▶ [Task instructions] The required output consists solely of the lines from the line containing "OCR this image." through the end of the records, copied exactly.

%%

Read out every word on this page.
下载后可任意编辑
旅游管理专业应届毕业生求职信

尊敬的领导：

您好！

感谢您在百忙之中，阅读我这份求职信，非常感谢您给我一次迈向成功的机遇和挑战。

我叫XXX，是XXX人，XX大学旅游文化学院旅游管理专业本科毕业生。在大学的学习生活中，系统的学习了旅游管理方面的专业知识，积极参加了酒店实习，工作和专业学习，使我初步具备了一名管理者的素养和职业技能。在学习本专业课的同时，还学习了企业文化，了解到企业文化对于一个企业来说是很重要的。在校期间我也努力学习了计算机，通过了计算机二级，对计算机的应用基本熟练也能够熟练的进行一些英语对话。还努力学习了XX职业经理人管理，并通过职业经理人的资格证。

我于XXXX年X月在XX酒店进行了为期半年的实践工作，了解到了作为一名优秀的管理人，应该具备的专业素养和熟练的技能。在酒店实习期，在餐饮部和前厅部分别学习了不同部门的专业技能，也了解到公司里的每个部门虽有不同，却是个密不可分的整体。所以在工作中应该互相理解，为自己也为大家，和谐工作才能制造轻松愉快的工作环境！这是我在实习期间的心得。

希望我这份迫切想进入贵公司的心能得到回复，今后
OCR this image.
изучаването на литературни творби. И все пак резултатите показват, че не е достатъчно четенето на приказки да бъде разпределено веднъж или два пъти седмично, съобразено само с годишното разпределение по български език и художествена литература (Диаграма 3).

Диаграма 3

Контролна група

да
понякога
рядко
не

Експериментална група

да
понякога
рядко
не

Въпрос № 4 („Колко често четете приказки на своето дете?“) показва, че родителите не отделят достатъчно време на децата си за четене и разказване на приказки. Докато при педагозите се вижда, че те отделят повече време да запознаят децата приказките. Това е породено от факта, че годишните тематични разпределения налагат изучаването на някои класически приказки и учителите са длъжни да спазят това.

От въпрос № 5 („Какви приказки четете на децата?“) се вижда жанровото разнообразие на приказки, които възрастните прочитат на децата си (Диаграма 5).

%%

▶ [Complete answer]
OCR this image.
изучаването на литературни творби. И все пак резултатите показват, че не е достатъчно четенето на приказки да бъде разпределено веднъж или два пъти седмично, съобразено само с годишното разпределение по български език и художествена литература (Диаграма 3).

Диаграма 3

Контролна група

да
понякога
рядко
не

Експериментална група

да
понякога
рядко
не

Въпрос № 4 („Колко често четете приказки на своето дете?“) показва, че родителите не отделят достатъчно време на децата си за четене и разказване на приказки. Докато при педагозите се вижда, че те отделят повече време да запознаят децата приказките. Това е породено от факта, че годишните тематични разпределения налагат изучаването на някои класически приказки и учителите са длъжни да спазят това.

От въпрос № 5 („Какви приказки четете на децата?“) се вижда жанровото разнообразие на приказки, които възрастните прочитат на децата си (Диаграма 5).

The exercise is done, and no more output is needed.